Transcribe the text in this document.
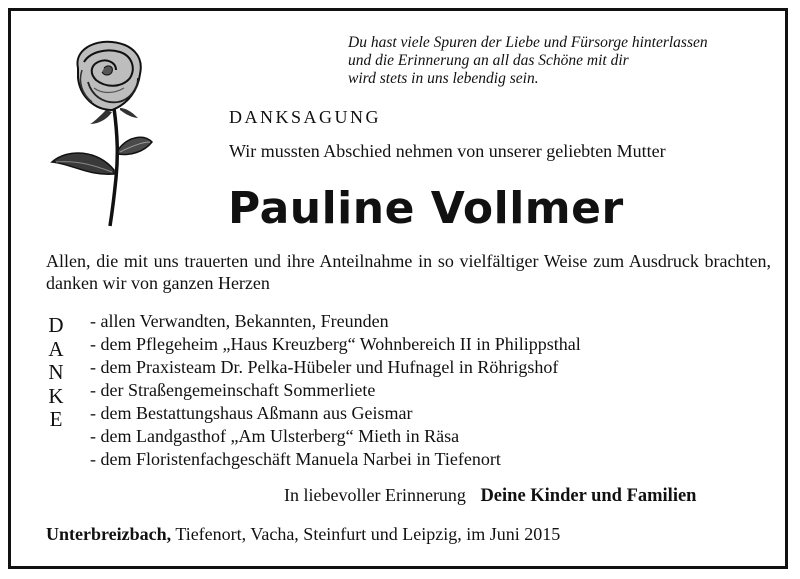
Du hast viele Spuren der Liebe und Fürsorge hinterlassen
und die Erinnerung an all das Schöne mit dir
wird stets in uns lebendig sein.
DANKSAGUNG
Wir mussten Abschied nehmen von unserer geliebten Mutter
Pauline Vollmer
Allen, die mit uns trauerten und ihre Anteilnahme in so vielfältiger Weise zum Ausdruck brachten, danken wir von ganzen Herzen
D
A
N
K
E
- allen Verwandten, Bekannten, Freunden
- dem Pflegeheim „Haus Kreuzberg“ Wohnbereich II in Philippsthal
- dem Praxisteam Dr. Pelka-Hübeler und Hufnagel in Röhrigshof
- der Straßengemeinschaft Sommerliete
- dem Bestattungshaus Aßmann aus Geismar
- dem Landgasthof „Am Ulsterberg“ Mieth in Räsa
- dem Floristenfachgeschäft Manuela Narbei in Tiefenort
In liebevoller Erinnerung Deine Kinder und Familien
Unterbreizbach, Tiefenort, Vacha, Steinfurt und Leipzig, im Juni 2015
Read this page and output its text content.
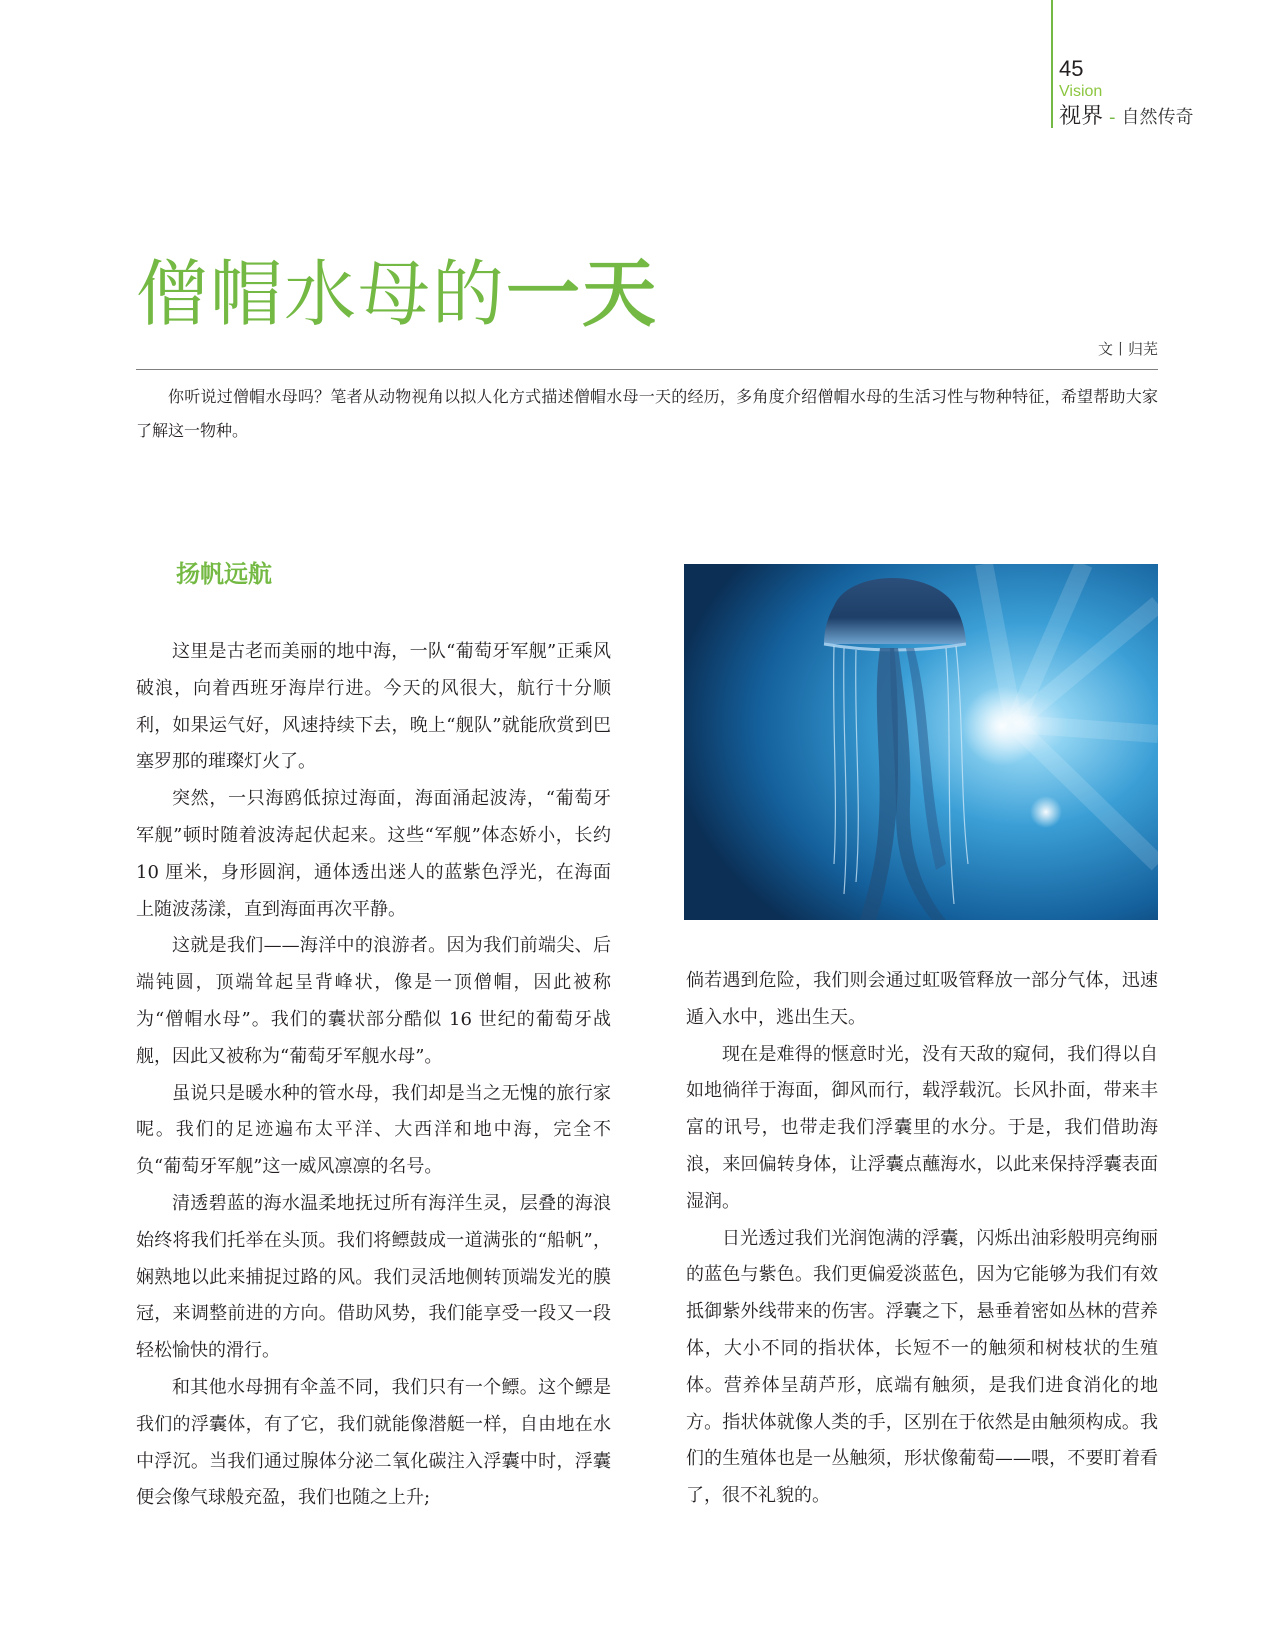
45
Vision
视界 - 自然传奇
僧帽水母的一天
文丨归芜

你听说过僧帽水母吗？笔者从动物视角以拟人化方式描述僧帽水母一天的经历，多角度介绍僧帽水母的生活习性与物种特征，希望帮助大家了解这一物种。

扬帆远航

这里是古老而美丽的地中海，一队“葡萄牙军舰”正乘风破浪，向着西班牙海岸行进。今天的风很大，航行十分顺利，如果运气好，风速持续下去，晚上“舰队”就能欣赏到巴塞罗那的璀璨灯火了。

突然，一只海鸥低掠过海面，海面涌起波涛，“葡萄牙军舰”顿时随着波涛起伏起来。这些“军舰”体态娇小，长约 10 厘米，身形圆润，通体透出迷人的蓝紫色浮光，在海面上随波荡漾，直到海面再次平静。

这就是我们——海洋中的浪游者。因为我们前端尖、后端钝圆，顶端耸起呈背峰状，像是一顶僧帽，因此被称为“僧帽水母”。我们的囊状部分酷似 16 世纪的葡萄牙战舰，因此又被称为“葡萄牙军舰水母”。

虽说只是暖水种的管水母，我们却是当之无愧的旅行家呢。我们的足迹遍布太平洋、大西洋和地中海，完全不负“葡萄牙军舰”这一威风凛凛的名号。

清透碧蓝的海水温柔地抚过所有海洋生灵，层叠的海浪始终将我们托举在头顶。我们将鳔鼓成一道满张的“船帆”，娴熟地以此来捕捉过路的风。我们灵活地侧转顶端发光的膜冠，来调整前进的方向。借助风势，我们能享受一段又一段轻松愉快的滑行。

和其他水母拥有伞盖不同，我们只有一个鳔。这个鳔是我们的浮囊体，有了它，我们就能像潜艇一样，自由地在水中浮沉。当我们通过腺体分泌二氧化碳注入浮囊中时，浮囊便会像气球般充盈，我们也随之上升;

倘若遇到危险，我们则会通过虹吸管释放一部分气体，迅速遁入水中，逃出生天。

现在是难得的惬意时光，没有天敌的窥伺，我们得以自如地徜徉于海面，御风而行，载浮载沉。长风扑面，带来丰富的讯号，也带走我们浮囊里的水分。于是，我们借助海浪，来回偏转身体，让浮囊点蘸海水，以此来保持浮囊表面湿润。

日光透过我们光润饱满的浮囊，闪烁出油彩般明亮绚丽的蓝色与紫色。我们更偏爱淡蓝色，因为它能够为我们有效抵御紫外线带来的伤害。浮囊之下，悬垂着密如丛林的营养体，大小不同的指状体，长短不一的触须和树枝状的生殖体。营养体呈葫芦形，底端有触须，是我们进食消化的地方。指状体就像人类的手，区别在于依然是由触须构成。我们的生殖体也是一丛触须，形状像葡萄——喂，不要盯着看了，很不礼貌的。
_ _ _ _ _ _ _
• **What needs to be done**
Search the data above for the string "Erinnerung" and return every line that has it.

• **Result of this exercise**
und die Erinnerung an all das Schöne mit dir
In liebevoller Erinnerung Deine Kinder und Familien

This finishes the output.